── Texte fourni

Les trois signataires n’ont pas signé l’accord de Nouméa pour les mêmes raisons. L’accord scande notre quotidien, mais je crois qu’une bonne partie des gens n’ont pas lu de près les textes. L’accord provoque aujourd’hui des divisions et des conflits d’interprétations qui sont en fait contenus dans le texte, celui-ci étant un compromis. Il faut donc l’expliquer. Aujourd’hui, on empêche les gens de parler de politique. On réserve ces discussions à des « experts » et on raisonne uniquement autour de partis pris et de rapports de force. La Calédonie étant petite, toute analyse critique est prise comme une attaque personnelle. Or une analyse philosophique et anthropologique de l’accord de Nouméa est possible.
- Votre seconde conférence pose une question d’actualité : « Quel drapeau en commun ? » Là aussi, vous souhaitez corriger des erreurs ?
Je ne souhaitais pas intervenir sur le sujet. J’ai changé d’avis, au vu de la montée du racisme des deux côtés. Beaucoup d’idioties sont dites sur le drapeau kanak, qui n’est pas celui du FLNKS, puisqu’il a été créé avant la création du FLNKS. Suite à la table ronde de Nainville-les-Roches, en 1983, à laquelle avaient été conviés pour la première fois le Front indépendantiste, le parti centriste FNSC et le RPCR, une déclaration avait été faite pour reconnaître le droit inné et actif de l‘indépendance du peuple kanak, avec un passage sur les signes identitaires. C’est dans la foulée, au congrès de l’UC, qu’avait été créé le « drapeau du pays kanak ». Le FLNKS a été créé beaucoup plus tard, le 24 septembre 1984.

────
── Données présentées

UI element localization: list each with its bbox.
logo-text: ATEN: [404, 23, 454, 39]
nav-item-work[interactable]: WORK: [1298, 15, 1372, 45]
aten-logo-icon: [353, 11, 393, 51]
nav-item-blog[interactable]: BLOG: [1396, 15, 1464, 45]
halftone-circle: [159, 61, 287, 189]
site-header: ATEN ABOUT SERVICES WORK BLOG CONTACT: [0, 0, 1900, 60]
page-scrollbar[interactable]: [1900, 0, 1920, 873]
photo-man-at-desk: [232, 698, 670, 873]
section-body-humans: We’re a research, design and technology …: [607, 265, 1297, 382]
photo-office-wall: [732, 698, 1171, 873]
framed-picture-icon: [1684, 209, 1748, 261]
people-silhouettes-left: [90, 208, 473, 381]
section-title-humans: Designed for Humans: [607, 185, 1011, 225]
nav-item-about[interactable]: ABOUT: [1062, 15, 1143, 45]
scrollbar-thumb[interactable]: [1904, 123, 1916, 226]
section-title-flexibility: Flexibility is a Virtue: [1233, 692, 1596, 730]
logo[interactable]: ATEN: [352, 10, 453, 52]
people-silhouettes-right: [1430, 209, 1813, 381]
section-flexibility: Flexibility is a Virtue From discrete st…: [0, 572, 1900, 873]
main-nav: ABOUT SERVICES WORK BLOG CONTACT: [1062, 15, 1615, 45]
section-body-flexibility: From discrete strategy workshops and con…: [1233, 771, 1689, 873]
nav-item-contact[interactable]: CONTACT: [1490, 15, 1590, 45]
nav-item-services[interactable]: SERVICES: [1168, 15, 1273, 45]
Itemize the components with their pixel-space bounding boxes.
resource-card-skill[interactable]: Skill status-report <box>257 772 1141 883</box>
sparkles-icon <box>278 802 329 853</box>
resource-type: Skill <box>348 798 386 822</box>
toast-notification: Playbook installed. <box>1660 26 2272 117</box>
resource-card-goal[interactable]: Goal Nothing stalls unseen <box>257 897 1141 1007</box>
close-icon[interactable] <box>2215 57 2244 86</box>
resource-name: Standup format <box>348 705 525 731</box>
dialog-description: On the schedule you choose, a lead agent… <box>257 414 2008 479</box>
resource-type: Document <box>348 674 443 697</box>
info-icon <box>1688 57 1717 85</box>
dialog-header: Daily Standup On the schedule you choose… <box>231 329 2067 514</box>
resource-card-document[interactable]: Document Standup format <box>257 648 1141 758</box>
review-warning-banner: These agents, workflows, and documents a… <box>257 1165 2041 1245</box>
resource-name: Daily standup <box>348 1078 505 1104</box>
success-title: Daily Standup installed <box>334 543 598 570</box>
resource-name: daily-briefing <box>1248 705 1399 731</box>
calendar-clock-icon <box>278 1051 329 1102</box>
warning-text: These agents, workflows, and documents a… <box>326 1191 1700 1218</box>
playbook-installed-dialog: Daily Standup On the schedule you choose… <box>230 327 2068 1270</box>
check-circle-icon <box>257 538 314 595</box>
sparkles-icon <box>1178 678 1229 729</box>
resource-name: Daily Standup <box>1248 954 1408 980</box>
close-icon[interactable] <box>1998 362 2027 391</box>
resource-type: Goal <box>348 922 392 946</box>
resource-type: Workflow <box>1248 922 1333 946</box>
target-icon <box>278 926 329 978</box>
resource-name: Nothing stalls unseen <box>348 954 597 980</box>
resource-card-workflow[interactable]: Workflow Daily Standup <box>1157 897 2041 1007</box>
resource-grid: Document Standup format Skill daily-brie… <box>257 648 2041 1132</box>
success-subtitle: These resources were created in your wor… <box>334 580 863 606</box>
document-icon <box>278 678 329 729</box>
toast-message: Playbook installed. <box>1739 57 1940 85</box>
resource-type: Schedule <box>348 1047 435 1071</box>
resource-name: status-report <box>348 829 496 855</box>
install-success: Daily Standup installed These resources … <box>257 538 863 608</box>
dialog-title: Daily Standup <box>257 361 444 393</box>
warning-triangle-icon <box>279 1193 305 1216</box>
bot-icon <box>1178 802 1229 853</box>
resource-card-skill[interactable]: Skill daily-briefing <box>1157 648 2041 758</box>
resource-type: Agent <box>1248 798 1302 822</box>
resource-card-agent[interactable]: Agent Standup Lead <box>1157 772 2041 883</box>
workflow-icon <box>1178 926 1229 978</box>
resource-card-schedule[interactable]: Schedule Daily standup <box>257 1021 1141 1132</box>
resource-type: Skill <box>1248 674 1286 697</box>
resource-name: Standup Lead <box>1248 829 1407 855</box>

────

# Tâches et exercices
**A)** Recopiez le passage du texte fourni qui va de « Je ne souhaitais » jusqu'à « 24 septembre 1984. » inclus.
**B)** Dressez la liste complète des sigles d'organisations présents dans le texte fourni, chacun une seule fois.

# Solutions par tâche
**A)**
Je ne souhaitais pas intervenir sur le sujet. J’ai changé d’avis, au vu de la montée du racisme des deux côtés. Beaucoup d’idioties sont dites sur le drapeau kanak, qui n’est pas celui du FLNKS, puisqu’il a été créé avant la création du FLNKS. Suite à la table ronde de Nainville-les-Roches, en 1983, à laquelle avaient été conviés pour la première fois le Front indépendantiste, le parti centriste FNSC et le RPCR, une déclaration avait été faite pour reconnaître le droit inné et actif de l‘indépendance du peuple kanak, avec un passage sur les signes identitaires. C’est dans la foulée, au congrès de l’UC, qu’avait été créé le « drapeau du pays kanak ». Le FLNKS a été créé beaucoup plus tard, le 24 septembre 1984.

**B)**
- FLNKS
- FNSC
- RPCR
- UC